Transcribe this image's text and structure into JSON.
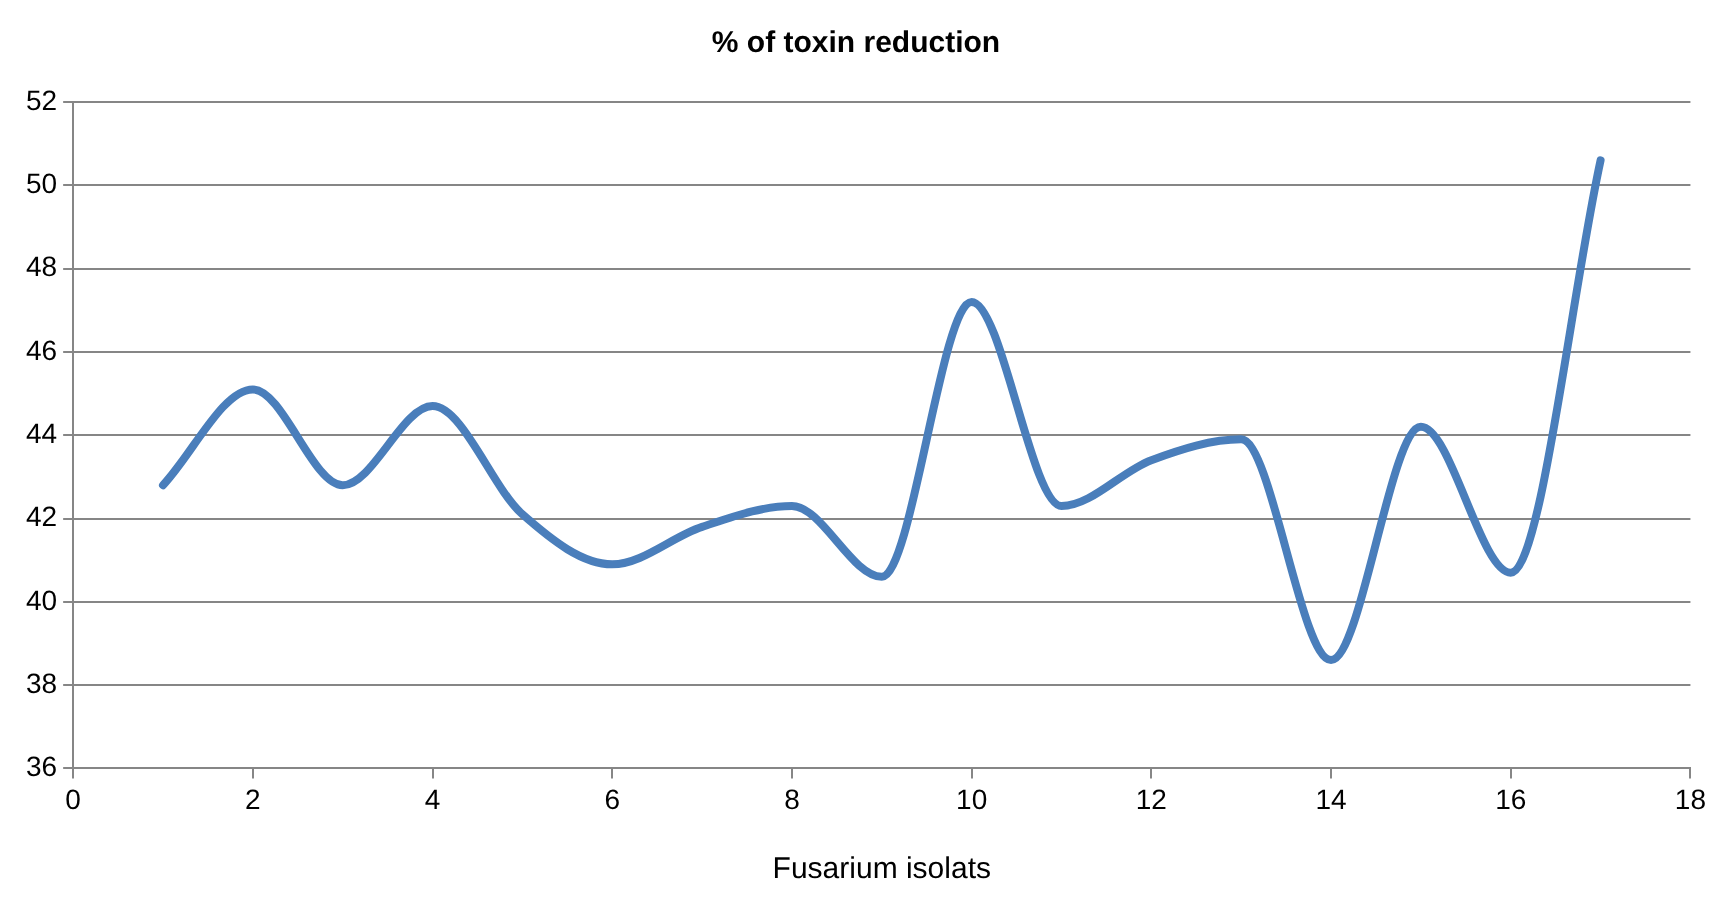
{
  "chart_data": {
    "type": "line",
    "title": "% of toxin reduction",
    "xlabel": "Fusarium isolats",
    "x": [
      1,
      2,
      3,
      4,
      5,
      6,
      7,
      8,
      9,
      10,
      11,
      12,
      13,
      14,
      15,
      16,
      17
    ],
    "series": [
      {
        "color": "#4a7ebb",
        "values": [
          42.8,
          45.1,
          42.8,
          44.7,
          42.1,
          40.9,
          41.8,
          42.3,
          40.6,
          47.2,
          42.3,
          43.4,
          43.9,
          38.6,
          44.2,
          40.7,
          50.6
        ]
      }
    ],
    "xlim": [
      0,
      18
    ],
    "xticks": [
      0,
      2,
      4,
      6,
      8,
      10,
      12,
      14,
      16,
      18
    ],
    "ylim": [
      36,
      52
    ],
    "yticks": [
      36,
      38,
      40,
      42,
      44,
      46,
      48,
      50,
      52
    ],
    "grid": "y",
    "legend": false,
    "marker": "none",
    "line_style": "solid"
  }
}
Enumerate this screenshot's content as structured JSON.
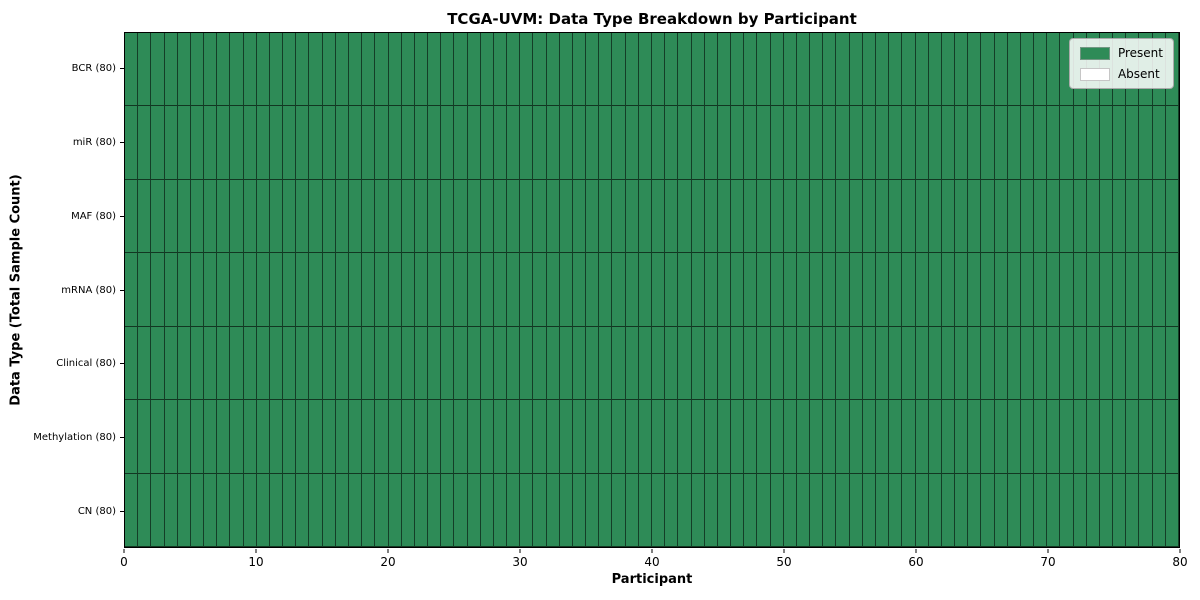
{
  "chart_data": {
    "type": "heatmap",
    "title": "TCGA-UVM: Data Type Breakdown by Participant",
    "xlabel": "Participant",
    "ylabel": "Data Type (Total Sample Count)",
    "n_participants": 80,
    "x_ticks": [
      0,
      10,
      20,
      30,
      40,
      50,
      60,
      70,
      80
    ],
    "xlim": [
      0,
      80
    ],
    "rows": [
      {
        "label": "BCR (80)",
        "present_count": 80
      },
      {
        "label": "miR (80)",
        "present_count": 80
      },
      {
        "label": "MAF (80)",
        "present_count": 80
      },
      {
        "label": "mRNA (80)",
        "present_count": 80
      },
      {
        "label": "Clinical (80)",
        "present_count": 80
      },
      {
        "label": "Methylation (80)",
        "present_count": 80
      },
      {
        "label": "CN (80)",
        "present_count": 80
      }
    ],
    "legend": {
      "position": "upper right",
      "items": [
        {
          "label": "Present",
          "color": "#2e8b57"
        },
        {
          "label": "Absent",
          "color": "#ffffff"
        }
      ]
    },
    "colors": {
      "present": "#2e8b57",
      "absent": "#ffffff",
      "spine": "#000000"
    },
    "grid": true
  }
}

[What is required] Wherever the word "JSON" appears in a line of the records, count that line. Say how many there are, with no other words.

[Response to the task] 2